**Extracted entries**
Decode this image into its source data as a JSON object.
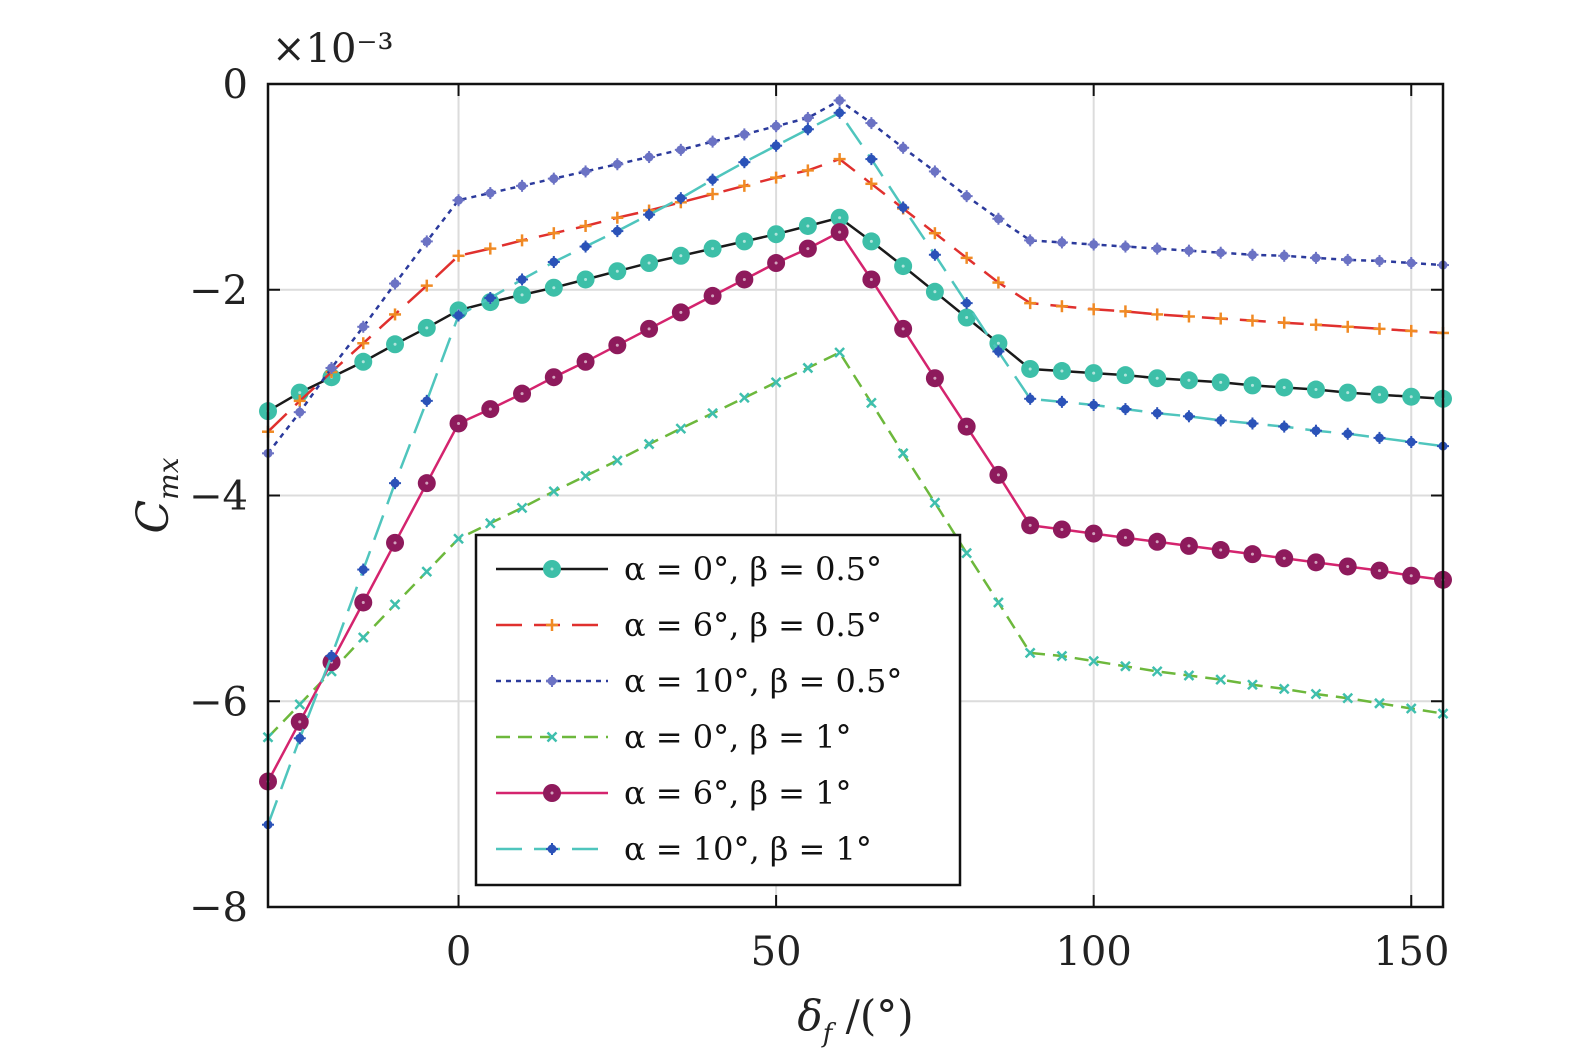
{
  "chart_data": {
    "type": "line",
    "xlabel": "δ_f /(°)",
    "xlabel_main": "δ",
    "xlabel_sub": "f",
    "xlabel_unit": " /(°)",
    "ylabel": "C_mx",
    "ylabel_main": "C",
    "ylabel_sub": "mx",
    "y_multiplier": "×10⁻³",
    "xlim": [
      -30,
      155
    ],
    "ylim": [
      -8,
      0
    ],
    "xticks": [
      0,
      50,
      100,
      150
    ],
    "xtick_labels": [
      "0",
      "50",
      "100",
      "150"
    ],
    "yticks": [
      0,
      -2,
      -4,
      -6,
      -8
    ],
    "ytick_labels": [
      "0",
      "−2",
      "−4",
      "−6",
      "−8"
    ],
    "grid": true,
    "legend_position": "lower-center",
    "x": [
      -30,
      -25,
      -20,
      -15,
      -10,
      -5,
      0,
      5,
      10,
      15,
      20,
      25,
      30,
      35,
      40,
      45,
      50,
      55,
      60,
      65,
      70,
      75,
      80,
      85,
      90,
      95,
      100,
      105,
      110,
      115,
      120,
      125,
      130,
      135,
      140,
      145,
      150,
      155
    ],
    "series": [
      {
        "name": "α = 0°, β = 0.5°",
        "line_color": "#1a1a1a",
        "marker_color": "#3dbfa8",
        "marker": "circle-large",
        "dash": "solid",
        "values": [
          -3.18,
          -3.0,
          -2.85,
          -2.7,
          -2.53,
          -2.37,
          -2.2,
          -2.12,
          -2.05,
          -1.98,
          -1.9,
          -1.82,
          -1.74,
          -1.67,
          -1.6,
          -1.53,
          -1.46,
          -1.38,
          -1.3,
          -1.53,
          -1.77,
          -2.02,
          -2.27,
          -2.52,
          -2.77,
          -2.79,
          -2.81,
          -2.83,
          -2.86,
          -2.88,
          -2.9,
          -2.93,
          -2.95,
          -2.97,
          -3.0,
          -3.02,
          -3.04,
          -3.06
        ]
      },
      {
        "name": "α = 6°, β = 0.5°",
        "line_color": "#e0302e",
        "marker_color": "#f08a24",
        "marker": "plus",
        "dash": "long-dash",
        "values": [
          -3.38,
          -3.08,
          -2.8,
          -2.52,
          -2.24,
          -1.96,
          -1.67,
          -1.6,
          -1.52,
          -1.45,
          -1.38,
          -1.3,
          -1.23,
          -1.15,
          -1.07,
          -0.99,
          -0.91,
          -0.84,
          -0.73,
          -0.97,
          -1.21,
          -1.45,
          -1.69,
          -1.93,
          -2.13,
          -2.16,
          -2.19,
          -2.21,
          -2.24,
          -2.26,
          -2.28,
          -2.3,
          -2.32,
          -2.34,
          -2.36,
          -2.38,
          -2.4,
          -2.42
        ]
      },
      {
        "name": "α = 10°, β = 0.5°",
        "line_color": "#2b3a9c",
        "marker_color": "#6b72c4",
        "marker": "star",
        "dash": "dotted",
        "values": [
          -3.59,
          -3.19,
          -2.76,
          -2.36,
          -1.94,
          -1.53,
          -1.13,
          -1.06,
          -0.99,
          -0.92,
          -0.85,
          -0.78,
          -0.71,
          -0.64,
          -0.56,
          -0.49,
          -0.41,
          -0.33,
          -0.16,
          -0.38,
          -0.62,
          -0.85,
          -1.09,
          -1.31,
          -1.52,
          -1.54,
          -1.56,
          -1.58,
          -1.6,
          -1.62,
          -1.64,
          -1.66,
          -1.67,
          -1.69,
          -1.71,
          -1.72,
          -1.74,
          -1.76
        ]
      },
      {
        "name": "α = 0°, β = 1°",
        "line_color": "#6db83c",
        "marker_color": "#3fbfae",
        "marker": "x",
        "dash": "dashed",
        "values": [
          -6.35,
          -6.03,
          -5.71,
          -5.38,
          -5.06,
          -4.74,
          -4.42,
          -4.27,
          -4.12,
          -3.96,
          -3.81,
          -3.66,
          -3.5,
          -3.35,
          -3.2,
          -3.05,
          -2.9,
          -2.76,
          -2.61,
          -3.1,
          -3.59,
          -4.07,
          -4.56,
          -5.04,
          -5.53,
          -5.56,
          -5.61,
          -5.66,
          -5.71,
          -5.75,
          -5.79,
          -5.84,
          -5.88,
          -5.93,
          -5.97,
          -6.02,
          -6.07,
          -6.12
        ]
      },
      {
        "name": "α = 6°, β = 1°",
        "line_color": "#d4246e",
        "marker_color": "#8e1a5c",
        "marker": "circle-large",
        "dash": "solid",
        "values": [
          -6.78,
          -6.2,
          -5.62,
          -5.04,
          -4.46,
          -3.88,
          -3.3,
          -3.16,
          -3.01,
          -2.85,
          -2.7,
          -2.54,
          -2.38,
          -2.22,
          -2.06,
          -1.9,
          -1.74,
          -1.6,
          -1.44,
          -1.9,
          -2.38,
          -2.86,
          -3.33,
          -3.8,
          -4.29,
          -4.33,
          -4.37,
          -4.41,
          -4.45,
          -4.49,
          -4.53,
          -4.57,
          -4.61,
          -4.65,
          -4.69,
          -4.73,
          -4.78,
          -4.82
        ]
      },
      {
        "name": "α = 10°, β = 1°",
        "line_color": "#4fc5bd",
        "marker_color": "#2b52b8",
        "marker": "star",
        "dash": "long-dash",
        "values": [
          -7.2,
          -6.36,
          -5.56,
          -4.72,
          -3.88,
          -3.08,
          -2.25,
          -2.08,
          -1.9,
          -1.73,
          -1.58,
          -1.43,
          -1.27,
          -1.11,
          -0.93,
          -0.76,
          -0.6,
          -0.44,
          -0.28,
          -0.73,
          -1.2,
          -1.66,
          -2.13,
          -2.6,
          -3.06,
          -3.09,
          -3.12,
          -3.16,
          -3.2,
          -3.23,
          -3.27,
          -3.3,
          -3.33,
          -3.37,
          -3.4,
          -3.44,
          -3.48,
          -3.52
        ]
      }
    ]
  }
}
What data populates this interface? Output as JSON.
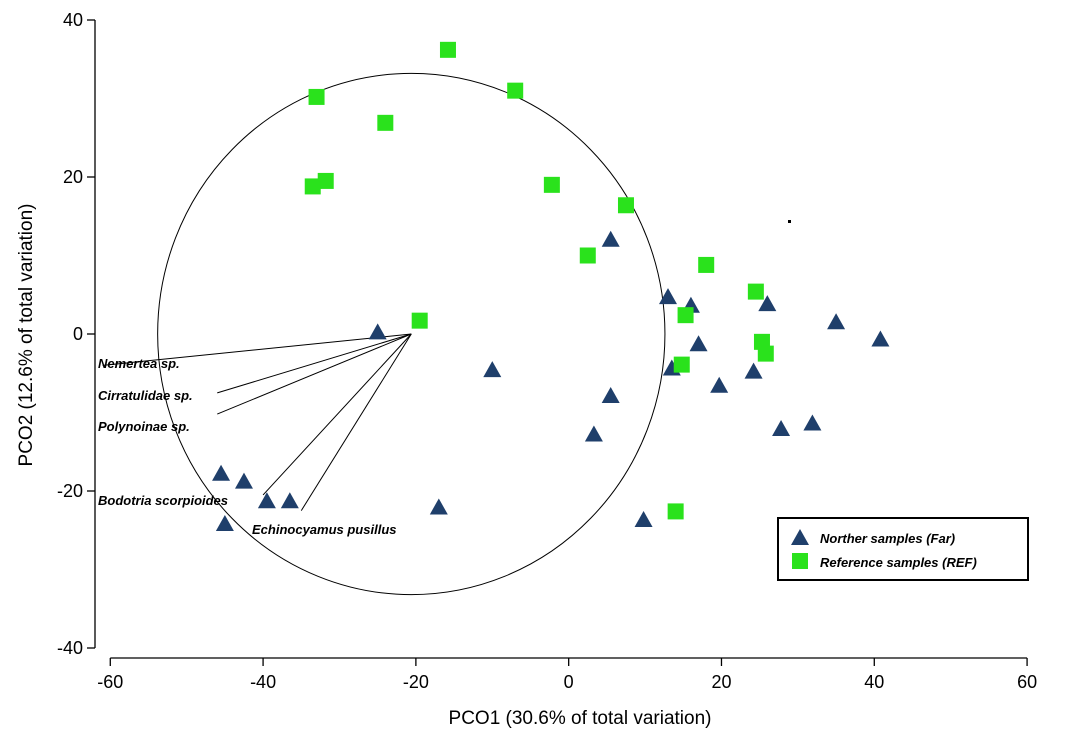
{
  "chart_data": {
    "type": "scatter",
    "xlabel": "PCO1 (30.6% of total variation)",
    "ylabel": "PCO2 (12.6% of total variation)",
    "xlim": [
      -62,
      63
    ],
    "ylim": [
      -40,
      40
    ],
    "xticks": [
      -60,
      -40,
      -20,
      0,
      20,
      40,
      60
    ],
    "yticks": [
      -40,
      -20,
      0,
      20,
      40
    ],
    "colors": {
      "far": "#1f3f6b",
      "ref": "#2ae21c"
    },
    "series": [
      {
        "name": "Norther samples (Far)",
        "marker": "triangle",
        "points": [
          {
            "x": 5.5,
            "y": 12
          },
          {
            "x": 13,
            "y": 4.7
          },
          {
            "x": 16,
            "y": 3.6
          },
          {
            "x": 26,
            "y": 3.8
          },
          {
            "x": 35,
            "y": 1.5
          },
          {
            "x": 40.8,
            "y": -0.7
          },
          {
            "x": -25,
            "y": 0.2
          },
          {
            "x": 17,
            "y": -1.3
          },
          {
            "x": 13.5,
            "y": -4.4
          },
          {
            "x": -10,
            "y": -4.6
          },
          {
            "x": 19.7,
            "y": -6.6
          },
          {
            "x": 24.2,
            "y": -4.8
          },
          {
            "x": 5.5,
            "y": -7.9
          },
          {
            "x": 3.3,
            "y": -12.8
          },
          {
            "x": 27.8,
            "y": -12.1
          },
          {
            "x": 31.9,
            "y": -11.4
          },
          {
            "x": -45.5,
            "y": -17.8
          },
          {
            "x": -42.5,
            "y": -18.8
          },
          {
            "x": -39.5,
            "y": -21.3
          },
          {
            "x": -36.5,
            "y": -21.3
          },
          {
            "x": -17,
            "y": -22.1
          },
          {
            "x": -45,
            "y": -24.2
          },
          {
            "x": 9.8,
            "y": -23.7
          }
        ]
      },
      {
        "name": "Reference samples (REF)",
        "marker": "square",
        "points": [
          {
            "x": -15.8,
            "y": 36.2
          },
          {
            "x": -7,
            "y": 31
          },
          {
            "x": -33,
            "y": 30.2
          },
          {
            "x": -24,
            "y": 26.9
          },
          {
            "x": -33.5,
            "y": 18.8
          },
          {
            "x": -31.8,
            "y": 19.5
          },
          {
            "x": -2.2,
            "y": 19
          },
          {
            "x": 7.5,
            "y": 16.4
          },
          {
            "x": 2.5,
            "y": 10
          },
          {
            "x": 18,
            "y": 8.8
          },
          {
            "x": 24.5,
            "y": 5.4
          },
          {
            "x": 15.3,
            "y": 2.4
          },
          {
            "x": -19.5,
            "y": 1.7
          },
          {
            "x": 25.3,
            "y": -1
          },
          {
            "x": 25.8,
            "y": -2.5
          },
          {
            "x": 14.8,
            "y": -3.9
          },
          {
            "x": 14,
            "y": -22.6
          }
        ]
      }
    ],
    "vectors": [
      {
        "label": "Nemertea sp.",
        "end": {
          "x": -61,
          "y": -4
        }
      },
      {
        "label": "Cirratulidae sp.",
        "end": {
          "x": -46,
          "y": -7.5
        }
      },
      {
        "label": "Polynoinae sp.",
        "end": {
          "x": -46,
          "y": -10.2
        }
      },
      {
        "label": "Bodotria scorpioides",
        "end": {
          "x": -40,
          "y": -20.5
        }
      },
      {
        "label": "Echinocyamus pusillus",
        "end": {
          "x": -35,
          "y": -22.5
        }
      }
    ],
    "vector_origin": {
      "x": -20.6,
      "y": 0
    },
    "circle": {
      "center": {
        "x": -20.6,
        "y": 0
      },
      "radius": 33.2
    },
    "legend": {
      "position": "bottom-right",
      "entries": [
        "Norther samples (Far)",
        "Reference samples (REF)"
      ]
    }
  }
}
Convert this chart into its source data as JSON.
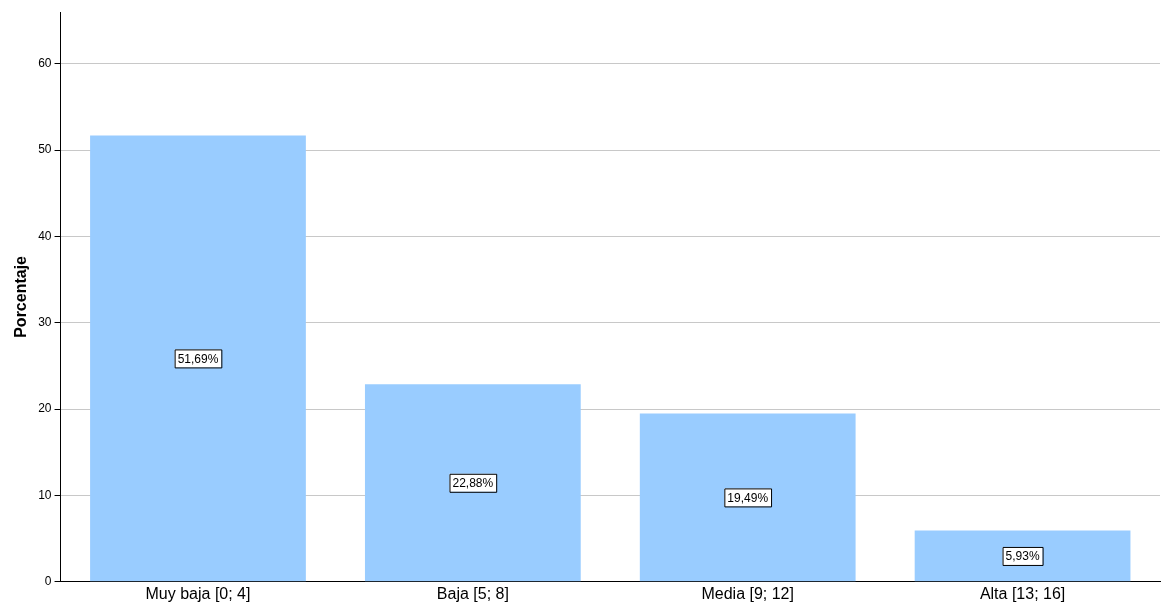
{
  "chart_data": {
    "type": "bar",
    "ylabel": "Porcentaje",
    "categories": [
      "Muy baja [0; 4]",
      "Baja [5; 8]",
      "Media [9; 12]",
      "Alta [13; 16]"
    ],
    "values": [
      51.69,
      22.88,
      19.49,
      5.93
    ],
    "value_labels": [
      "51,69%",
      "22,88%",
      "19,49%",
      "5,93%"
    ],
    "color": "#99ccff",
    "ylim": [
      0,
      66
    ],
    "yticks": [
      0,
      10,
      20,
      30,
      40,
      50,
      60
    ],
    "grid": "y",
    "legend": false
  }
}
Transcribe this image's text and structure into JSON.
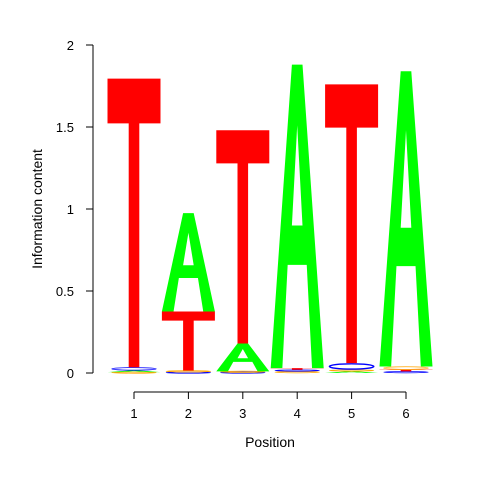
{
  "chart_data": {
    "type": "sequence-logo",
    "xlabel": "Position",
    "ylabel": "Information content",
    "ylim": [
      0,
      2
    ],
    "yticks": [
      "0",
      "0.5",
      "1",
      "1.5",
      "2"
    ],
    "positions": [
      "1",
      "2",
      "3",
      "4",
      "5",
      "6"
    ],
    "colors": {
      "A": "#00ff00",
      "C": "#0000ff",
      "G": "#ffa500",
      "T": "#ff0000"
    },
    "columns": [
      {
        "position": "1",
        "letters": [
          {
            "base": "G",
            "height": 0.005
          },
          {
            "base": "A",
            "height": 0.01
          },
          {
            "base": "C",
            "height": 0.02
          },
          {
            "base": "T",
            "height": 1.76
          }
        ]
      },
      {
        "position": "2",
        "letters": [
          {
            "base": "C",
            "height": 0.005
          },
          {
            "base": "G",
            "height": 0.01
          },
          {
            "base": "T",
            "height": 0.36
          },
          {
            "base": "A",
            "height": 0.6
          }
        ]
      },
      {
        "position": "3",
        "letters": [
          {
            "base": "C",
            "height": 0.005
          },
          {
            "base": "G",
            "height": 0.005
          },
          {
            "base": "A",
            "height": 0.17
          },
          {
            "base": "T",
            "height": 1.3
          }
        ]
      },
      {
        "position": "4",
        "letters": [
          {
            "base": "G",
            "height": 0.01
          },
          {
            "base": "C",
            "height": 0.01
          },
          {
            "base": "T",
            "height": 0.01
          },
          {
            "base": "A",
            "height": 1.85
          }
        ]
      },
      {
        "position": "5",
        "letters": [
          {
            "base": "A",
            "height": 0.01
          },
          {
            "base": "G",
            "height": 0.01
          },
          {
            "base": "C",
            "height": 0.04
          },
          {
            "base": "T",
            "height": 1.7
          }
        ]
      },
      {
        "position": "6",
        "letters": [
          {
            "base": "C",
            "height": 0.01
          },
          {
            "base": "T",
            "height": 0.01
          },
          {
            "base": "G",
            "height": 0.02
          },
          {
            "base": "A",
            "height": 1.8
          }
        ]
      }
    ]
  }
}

**Given exercise**
Figure out how many lines above include the string "name", then report that number and nothing else.

**Output of the exercise**
8